--- DIRECTION ---
Identify every line containing the word "Investing" and reproduce each one.

--- MATERIAL FOR THE TASK ---
————

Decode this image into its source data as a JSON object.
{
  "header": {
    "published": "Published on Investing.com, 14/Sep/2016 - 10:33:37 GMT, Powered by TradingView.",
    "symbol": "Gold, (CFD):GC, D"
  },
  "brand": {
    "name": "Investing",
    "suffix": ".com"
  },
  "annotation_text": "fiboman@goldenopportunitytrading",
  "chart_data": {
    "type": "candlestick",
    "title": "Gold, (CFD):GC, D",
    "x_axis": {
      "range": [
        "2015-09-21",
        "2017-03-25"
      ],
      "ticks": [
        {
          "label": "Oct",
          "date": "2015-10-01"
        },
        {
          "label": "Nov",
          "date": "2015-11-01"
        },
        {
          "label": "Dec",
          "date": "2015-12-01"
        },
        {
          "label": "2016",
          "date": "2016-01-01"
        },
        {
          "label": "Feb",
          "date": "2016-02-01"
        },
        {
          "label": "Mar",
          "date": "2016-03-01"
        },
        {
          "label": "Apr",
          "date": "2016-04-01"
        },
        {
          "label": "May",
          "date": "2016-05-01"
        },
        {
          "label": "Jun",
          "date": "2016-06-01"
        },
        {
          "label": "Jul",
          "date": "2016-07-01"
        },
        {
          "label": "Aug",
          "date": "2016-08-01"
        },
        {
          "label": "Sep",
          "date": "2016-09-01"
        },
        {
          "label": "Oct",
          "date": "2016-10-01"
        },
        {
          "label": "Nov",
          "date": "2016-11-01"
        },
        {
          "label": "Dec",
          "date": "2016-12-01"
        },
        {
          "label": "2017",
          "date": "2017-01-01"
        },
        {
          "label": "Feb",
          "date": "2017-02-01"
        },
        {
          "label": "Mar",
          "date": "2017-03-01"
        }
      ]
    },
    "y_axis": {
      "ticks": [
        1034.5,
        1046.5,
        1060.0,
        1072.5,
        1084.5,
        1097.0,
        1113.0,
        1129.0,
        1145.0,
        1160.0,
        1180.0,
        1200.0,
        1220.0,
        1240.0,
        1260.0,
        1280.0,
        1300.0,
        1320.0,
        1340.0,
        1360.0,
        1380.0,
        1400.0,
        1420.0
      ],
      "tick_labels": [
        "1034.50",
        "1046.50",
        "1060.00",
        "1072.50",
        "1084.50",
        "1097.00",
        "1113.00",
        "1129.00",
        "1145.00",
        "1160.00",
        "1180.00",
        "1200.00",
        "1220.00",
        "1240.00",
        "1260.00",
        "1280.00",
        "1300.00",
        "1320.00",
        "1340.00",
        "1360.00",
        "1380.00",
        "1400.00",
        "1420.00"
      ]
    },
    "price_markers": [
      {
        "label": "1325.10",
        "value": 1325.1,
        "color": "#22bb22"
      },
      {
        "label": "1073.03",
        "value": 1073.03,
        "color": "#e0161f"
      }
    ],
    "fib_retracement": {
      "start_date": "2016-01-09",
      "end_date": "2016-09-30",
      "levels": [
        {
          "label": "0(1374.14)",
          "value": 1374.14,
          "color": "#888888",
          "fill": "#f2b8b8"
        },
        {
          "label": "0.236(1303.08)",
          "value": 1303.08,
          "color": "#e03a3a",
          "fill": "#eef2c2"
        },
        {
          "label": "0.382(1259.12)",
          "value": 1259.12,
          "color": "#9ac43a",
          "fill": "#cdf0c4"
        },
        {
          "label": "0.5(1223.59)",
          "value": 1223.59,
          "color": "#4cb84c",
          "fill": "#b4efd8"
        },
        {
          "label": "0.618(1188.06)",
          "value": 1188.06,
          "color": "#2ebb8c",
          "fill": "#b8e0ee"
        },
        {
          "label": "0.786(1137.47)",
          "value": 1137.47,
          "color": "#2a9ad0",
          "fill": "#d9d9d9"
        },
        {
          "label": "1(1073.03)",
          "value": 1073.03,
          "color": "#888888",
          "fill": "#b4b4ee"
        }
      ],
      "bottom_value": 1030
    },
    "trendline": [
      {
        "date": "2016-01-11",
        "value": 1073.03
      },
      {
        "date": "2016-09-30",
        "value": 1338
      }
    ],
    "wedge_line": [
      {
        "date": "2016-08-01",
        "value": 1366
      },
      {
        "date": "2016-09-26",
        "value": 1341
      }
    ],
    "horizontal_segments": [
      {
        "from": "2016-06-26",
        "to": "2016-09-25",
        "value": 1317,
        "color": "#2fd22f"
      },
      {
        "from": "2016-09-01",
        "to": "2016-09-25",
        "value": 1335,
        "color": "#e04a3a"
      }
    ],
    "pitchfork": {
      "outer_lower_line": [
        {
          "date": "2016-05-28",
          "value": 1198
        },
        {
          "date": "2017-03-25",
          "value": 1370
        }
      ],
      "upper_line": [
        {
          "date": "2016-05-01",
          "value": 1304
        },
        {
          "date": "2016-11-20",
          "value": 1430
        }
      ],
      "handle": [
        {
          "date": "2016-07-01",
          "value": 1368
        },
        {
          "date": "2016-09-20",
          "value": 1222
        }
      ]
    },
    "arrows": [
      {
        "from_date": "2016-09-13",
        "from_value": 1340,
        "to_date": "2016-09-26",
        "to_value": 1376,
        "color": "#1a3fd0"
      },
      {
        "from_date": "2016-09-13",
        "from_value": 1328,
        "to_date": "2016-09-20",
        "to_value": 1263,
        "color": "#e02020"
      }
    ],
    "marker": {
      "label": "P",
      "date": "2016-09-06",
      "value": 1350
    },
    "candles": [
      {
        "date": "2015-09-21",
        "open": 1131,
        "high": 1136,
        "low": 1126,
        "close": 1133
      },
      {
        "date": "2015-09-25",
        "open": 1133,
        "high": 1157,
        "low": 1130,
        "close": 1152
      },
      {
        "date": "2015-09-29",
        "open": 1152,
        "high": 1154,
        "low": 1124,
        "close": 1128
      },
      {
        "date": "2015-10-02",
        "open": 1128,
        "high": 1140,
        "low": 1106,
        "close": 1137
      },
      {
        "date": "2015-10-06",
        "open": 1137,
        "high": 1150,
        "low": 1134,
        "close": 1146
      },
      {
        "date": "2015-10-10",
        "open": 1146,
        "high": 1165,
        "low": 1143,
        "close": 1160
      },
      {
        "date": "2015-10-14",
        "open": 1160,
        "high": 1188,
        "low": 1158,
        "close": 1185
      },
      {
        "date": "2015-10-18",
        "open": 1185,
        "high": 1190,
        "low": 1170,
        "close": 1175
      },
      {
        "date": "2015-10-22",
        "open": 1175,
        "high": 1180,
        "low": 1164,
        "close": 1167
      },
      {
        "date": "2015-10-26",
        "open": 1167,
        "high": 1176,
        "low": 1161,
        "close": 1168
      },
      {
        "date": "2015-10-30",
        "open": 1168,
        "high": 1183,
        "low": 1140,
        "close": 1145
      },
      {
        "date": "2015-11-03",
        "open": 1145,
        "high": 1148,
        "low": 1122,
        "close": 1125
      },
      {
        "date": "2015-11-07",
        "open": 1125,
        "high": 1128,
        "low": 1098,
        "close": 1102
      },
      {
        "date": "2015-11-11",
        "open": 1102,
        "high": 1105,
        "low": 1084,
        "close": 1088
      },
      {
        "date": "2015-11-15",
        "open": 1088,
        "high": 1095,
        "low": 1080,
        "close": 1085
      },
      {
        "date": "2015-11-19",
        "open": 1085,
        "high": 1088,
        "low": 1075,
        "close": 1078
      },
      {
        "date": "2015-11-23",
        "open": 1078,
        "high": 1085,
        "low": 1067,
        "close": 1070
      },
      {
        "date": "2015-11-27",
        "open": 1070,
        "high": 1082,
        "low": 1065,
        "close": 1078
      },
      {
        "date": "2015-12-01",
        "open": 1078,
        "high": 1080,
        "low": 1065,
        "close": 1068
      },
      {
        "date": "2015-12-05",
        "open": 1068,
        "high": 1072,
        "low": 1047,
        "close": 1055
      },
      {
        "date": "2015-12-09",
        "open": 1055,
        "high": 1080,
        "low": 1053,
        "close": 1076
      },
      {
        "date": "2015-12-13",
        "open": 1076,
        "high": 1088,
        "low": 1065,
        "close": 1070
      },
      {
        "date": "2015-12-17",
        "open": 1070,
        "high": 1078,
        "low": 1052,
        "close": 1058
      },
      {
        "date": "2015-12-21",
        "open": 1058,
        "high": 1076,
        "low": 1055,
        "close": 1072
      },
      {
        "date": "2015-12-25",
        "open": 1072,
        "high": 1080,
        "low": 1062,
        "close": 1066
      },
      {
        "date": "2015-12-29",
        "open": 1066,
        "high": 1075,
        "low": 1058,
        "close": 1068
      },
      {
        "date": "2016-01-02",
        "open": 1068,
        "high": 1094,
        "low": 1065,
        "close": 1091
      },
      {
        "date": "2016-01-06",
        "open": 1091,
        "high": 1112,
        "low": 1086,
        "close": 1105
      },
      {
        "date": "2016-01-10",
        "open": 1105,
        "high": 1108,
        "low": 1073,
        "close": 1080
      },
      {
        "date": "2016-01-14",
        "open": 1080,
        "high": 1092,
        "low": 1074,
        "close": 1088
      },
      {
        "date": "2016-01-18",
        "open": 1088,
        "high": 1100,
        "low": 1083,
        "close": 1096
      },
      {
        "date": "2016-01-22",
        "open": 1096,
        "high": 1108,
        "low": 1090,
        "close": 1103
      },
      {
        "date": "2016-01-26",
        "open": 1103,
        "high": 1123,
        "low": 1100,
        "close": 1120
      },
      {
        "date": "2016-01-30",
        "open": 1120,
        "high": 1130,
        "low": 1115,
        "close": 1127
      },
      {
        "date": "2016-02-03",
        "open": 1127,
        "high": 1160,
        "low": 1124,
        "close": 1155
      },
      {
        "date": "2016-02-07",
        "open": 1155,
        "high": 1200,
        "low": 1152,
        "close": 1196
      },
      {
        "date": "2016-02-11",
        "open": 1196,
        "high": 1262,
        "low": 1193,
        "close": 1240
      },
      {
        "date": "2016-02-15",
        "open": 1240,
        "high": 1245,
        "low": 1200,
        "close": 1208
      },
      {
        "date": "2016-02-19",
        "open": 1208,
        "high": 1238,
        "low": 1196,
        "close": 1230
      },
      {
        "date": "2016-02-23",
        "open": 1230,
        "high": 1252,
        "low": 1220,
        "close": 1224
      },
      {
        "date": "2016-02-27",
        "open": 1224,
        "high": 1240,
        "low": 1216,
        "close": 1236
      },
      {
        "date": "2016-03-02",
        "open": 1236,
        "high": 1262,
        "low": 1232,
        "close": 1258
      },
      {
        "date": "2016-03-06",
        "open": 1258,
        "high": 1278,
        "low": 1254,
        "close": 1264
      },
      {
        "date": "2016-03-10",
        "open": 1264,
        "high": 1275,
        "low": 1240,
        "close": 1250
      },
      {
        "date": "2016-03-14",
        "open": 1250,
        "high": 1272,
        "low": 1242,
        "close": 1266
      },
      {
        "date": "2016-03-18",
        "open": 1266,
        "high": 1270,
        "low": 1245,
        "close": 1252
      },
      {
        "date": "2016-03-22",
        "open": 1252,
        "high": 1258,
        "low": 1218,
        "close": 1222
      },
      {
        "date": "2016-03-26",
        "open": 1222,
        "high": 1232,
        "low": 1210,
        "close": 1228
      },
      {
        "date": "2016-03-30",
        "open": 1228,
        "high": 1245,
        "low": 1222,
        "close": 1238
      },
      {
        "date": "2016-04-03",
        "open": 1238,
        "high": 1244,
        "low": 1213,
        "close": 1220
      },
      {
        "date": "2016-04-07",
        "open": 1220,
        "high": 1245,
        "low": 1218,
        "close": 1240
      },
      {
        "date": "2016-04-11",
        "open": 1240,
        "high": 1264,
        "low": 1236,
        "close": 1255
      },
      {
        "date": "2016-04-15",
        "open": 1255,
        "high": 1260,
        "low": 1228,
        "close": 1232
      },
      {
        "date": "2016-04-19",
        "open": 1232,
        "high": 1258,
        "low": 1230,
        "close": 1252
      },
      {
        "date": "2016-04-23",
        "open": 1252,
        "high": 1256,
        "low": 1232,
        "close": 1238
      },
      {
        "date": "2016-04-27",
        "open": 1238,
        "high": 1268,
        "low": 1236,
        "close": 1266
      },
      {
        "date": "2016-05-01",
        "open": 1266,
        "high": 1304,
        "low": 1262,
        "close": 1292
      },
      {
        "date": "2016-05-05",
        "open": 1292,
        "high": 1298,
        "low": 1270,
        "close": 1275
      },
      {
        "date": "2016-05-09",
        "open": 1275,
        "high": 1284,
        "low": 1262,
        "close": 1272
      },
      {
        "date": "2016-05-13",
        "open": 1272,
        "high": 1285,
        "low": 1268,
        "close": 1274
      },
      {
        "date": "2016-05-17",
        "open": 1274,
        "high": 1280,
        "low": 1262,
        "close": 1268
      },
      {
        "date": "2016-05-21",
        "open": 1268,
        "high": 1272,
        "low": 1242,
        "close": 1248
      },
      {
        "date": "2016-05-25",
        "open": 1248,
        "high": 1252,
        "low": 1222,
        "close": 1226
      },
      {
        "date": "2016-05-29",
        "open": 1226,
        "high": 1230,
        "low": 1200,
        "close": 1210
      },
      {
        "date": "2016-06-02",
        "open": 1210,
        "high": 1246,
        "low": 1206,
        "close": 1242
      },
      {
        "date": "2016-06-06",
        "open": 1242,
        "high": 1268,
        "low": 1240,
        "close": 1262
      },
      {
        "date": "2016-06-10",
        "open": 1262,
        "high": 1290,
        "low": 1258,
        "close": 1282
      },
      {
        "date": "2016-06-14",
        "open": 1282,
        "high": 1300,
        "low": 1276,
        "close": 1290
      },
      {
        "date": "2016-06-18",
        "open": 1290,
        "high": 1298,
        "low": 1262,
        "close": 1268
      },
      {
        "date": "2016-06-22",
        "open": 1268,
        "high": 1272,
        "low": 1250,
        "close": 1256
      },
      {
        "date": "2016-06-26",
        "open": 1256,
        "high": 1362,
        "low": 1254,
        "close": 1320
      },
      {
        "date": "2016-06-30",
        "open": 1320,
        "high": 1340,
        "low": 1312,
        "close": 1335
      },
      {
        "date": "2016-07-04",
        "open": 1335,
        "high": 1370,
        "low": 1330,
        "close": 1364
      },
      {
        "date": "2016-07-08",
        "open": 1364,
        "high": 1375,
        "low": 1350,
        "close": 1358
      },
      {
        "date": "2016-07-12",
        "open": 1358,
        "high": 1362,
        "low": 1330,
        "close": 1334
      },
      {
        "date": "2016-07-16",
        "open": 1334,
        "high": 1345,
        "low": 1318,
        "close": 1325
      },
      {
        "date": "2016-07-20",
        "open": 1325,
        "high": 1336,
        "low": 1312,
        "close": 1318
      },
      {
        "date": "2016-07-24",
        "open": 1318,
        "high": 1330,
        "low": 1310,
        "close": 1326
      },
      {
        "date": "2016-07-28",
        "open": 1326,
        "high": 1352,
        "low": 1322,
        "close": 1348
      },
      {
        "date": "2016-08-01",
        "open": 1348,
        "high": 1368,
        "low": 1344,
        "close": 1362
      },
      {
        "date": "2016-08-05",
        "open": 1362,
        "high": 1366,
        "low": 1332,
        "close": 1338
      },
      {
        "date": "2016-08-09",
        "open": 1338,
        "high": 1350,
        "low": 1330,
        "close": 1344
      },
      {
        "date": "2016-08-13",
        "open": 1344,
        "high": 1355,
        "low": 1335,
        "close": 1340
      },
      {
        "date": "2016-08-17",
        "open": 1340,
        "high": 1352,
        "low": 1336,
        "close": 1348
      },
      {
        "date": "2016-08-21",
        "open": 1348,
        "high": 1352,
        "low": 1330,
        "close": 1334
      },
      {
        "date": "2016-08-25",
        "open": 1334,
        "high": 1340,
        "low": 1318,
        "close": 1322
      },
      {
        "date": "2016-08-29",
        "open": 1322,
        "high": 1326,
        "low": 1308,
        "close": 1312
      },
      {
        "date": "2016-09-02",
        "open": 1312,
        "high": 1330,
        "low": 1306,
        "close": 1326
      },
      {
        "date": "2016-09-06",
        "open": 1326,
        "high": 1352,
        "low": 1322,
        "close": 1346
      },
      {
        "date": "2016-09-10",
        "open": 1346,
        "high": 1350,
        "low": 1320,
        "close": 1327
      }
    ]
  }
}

————

--- TASK RESULT ---
    "published": "Published on Investing.com, 14/Sep/2016 - 10:33:37 GMT, Powered by TradingView.",
    "name": "Investing",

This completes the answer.